> [Task input]
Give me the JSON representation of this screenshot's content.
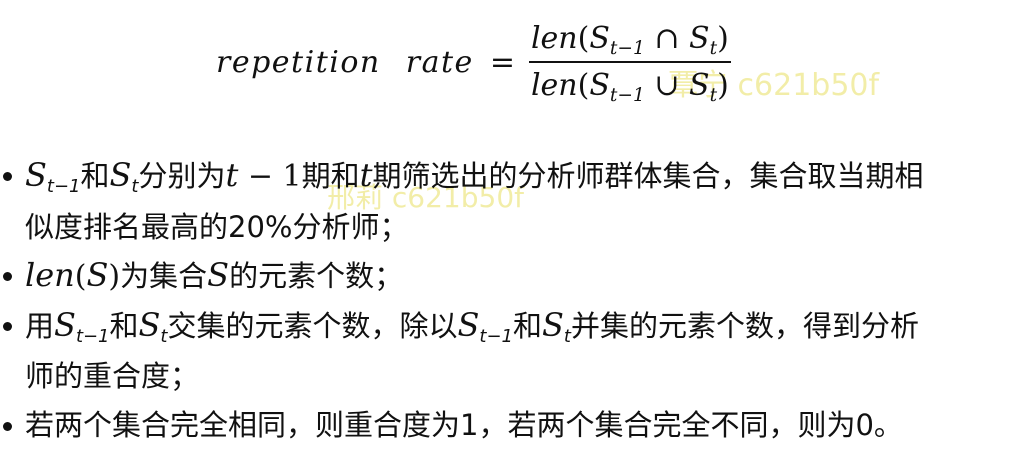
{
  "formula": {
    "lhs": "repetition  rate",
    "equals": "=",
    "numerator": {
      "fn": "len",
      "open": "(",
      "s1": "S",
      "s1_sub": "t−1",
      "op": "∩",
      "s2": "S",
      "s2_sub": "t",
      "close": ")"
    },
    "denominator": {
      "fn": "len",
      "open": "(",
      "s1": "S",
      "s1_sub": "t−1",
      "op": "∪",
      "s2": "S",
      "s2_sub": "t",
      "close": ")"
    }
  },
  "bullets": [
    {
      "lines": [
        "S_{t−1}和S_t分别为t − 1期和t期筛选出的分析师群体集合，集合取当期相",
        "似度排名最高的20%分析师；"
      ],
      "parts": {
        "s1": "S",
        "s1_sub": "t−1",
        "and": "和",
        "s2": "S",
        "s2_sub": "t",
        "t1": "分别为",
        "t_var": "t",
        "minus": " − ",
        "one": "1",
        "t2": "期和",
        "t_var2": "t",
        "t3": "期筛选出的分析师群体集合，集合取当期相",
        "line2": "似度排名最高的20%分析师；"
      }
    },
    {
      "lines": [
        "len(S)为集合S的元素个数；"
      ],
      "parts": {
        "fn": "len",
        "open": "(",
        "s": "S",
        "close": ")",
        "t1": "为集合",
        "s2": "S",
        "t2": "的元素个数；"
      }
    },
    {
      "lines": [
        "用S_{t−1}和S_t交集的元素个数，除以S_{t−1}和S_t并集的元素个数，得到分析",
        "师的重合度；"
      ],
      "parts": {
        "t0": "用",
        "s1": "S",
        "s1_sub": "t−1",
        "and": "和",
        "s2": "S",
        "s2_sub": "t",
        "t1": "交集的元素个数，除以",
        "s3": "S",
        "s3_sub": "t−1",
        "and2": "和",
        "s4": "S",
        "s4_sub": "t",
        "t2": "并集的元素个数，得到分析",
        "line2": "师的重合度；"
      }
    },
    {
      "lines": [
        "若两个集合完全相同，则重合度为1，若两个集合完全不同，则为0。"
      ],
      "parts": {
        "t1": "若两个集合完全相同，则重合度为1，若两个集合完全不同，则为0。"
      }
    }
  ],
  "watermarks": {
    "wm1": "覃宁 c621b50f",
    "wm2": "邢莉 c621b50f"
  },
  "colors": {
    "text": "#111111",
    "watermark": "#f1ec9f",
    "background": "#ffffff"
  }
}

---

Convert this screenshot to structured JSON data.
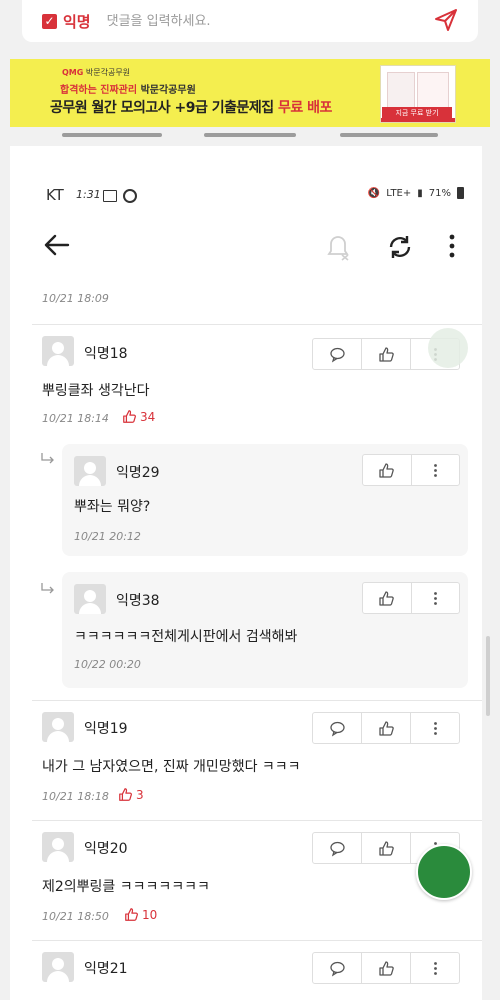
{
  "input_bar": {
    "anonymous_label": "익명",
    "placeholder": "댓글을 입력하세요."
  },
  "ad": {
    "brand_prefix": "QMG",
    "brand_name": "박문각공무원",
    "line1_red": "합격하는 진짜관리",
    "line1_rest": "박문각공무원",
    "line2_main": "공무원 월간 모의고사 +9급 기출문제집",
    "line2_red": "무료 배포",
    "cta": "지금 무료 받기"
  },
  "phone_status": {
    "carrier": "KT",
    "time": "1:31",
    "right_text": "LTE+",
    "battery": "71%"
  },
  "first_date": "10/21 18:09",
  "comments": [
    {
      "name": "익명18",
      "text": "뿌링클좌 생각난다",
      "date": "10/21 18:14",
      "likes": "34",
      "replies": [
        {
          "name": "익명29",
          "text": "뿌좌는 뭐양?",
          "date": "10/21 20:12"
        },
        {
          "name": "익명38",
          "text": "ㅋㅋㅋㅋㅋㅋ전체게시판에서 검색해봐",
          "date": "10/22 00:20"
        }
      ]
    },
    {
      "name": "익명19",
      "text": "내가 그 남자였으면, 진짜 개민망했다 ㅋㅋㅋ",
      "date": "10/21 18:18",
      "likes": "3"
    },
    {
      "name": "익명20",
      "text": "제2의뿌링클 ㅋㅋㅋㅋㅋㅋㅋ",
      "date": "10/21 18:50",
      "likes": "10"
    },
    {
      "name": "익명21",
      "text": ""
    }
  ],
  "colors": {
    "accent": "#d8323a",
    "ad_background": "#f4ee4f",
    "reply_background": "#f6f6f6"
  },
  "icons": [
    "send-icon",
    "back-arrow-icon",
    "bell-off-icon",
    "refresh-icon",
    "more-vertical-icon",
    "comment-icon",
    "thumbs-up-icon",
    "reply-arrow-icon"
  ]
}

---

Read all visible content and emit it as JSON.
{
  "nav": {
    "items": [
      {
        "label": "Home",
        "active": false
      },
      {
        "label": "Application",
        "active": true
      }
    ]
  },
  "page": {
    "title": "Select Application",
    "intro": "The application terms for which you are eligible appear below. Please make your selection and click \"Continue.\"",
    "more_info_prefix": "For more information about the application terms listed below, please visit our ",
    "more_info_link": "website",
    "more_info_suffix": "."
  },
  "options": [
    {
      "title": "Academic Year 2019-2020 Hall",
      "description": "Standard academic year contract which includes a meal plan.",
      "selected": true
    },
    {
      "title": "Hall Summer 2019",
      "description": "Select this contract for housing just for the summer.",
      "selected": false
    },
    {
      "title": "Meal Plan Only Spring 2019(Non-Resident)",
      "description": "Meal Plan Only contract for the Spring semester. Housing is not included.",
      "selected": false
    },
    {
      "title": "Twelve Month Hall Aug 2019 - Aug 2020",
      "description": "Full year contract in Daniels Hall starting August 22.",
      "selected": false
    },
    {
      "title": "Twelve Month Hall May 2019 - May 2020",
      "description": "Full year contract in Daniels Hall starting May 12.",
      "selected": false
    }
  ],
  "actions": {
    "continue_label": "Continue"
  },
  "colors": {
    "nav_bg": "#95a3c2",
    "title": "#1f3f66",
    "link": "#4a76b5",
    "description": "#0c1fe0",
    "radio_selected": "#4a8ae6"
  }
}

> [The exercise] Find the word "박문각공무원" in the records and pull out each line that has it.

> [Response to this exercise]
    "brand_name": "박문각공무원",
    "line1_rest": "박문각공무원",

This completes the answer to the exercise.